# Your task
Take from the listing each line that has the string "วยงาน".

:: Data to use

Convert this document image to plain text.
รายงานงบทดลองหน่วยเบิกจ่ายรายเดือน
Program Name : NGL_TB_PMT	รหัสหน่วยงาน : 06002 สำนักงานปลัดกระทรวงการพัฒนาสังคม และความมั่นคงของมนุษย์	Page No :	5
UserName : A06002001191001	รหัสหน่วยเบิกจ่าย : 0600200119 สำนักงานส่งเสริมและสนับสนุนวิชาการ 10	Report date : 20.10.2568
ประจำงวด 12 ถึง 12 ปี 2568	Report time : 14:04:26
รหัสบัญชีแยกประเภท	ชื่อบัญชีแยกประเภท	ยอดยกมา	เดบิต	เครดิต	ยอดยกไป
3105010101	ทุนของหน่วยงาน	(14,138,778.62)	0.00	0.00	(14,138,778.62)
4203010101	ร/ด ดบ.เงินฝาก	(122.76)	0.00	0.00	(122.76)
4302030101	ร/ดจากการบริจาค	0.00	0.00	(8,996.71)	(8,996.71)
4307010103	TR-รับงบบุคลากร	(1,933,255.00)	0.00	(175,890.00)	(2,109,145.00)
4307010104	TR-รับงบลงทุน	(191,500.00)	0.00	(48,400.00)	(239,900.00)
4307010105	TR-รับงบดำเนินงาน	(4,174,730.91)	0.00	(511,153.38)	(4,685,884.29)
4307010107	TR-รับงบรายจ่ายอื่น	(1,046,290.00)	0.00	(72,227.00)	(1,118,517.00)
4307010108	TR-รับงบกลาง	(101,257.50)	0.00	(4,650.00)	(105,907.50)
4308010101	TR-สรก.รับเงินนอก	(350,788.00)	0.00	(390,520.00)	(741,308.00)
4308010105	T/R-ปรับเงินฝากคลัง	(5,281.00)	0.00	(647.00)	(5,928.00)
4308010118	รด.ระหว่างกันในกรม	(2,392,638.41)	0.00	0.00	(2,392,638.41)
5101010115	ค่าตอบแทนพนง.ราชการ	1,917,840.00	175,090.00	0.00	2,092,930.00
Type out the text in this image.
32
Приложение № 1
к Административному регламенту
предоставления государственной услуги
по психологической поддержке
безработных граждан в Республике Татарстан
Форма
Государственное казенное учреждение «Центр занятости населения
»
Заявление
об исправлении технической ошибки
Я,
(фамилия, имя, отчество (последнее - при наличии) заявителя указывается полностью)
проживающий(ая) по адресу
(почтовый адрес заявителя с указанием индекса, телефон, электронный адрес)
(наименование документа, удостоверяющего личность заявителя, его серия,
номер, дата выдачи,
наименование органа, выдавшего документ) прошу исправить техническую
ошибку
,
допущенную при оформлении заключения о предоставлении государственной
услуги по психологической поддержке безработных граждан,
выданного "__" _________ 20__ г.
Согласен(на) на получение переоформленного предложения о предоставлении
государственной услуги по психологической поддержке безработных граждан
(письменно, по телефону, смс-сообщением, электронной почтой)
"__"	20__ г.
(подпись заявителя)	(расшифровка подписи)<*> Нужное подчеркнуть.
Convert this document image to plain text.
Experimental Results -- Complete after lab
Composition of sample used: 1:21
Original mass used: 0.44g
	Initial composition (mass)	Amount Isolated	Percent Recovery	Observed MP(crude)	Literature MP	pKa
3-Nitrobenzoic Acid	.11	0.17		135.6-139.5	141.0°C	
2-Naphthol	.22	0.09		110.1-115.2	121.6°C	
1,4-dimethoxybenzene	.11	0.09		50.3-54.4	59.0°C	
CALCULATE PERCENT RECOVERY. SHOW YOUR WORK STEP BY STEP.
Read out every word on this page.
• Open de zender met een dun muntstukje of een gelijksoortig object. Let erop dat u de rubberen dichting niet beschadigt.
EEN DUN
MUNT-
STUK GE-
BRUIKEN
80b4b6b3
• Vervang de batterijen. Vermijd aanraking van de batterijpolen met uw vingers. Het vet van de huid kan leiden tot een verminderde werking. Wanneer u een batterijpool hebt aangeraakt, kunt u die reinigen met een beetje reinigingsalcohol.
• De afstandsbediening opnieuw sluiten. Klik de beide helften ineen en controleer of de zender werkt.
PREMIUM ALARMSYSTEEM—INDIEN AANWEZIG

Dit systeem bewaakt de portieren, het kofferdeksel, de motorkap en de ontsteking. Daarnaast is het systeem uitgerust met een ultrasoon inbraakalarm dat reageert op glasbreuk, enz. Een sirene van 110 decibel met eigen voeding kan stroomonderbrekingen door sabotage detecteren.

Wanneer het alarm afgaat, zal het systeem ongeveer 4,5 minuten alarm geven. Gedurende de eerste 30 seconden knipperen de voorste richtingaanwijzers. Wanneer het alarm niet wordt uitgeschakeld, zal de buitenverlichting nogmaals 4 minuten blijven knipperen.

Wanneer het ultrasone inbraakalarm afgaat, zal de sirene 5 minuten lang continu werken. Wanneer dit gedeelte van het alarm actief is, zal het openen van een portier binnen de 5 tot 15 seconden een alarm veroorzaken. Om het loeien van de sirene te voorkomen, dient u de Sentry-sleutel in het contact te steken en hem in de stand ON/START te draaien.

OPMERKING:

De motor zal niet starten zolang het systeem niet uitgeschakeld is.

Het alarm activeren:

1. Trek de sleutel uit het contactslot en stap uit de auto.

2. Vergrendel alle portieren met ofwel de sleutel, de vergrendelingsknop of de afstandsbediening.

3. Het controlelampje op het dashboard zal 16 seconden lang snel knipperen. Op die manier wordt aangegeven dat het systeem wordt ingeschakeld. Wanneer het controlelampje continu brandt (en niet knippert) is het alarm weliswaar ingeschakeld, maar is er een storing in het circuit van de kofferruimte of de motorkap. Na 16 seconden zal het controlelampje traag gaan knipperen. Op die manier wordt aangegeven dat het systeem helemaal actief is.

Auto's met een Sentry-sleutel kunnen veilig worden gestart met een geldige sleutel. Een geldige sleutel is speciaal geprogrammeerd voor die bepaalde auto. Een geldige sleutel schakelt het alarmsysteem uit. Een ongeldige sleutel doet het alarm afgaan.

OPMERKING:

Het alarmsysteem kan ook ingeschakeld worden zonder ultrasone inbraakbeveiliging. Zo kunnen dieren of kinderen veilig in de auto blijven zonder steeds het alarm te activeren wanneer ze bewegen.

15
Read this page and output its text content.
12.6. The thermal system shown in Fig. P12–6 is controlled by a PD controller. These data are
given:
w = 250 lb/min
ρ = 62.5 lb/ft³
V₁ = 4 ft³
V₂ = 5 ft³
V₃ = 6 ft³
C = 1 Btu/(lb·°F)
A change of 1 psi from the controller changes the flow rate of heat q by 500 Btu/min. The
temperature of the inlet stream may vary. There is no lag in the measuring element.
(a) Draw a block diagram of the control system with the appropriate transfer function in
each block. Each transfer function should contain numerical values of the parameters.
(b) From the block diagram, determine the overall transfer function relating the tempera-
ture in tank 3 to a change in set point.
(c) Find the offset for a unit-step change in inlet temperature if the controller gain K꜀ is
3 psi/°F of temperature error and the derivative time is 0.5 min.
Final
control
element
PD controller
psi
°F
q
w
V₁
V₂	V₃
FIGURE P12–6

::::

# Written answer
Program Name : NGL_TB_PMT	รหัสหน่วยงาน : 06002 สำนักงานปลัดกระทรวงการพัฒนาสังคม และความมั่นคงของมนุษย์	Page No :	5
3105010101	ทุนของหน่วยงาน	(14,138,778.62)	0.00	0.00	(14,138,778.62)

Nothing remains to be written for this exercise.